Which lines in the items below contain the string "beste"? Pull out each such line in full.

Supplied records:
>> Start

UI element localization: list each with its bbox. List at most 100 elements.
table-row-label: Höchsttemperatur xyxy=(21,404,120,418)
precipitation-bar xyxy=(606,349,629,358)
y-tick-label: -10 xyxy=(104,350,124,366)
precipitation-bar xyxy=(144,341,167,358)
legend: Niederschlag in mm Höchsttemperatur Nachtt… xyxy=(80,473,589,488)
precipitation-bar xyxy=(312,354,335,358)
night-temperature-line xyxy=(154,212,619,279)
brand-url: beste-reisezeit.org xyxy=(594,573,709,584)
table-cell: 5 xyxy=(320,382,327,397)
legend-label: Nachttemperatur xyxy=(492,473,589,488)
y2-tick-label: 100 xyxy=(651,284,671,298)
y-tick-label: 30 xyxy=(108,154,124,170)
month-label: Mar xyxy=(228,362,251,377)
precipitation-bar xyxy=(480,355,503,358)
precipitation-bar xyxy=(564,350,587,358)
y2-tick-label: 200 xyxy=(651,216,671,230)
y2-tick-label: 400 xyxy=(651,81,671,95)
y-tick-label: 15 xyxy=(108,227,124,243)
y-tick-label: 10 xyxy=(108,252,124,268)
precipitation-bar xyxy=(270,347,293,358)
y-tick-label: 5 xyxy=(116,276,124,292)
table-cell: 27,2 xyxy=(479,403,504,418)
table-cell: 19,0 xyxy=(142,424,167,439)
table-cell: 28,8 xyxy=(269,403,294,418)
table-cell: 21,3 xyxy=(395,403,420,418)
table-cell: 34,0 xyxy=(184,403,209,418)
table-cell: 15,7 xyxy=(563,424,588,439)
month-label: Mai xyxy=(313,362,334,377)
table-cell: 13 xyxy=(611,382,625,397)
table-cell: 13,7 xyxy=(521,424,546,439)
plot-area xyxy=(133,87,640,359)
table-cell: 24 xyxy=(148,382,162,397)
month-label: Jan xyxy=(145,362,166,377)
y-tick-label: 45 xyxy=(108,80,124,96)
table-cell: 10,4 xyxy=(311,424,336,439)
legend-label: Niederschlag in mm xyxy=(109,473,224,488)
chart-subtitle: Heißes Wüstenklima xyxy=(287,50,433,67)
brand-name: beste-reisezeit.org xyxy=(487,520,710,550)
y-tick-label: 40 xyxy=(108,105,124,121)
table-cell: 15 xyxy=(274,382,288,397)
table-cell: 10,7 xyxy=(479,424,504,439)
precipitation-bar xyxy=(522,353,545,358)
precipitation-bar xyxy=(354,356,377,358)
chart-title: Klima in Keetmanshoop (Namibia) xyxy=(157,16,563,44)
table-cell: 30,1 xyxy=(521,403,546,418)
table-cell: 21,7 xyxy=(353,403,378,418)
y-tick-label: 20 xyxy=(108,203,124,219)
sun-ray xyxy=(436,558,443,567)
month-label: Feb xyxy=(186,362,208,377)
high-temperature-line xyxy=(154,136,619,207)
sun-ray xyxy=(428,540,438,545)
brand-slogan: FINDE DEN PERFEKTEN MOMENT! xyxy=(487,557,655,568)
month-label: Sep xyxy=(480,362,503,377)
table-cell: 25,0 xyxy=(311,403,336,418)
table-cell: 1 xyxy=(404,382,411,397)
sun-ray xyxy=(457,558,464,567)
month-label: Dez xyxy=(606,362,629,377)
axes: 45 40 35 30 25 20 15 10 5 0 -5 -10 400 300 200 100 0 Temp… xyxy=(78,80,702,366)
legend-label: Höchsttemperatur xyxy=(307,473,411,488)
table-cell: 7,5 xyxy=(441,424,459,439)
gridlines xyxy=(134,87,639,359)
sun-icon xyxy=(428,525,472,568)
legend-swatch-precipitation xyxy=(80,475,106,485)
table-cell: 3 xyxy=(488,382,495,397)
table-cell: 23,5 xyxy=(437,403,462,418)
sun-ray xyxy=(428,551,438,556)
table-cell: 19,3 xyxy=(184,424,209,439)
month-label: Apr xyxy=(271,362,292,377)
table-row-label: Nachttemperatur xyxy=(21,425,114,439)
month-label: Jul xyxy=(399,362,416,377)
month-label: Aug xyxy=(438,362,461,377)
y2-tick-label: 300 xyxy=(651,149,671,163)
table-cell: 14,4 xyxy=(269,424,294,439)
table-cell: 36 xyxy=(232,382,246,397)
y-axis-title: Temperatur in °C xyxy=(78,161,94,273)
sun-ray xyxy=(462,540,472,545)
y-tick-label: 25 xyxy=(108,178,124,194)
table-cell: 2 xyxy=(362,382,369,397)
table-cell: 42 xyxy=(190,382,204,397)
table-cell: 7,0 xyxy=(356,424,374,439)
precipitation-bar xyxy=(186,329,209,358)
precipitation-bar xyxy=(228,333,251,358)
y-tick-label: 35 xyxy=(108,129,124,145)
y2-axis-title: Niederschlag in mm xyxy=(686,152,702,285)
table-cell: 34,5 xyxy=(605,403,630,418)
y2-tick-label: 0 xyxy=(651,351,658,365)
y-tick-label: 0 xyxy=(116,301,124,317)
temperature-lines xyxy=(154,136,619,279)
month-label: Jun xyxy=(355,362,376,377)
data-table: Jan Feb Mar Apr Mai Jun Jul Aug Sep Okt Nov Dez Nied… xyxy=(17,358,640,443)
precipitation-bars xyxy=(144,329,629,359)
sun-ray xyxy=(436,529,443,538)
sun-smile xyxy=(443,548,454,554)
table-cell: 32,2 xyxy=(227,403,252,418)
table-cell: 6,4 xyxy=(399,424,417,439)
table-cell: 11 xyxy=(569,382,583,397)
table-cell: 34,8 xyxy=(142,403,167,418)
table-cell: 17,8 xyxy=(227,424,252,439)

>> End

Output:
brand-url: beste-reisezeit.org xyxy=(594,573,709,584)
brand-name: beste-reisezeit.org xyxy=(487,520,710,550)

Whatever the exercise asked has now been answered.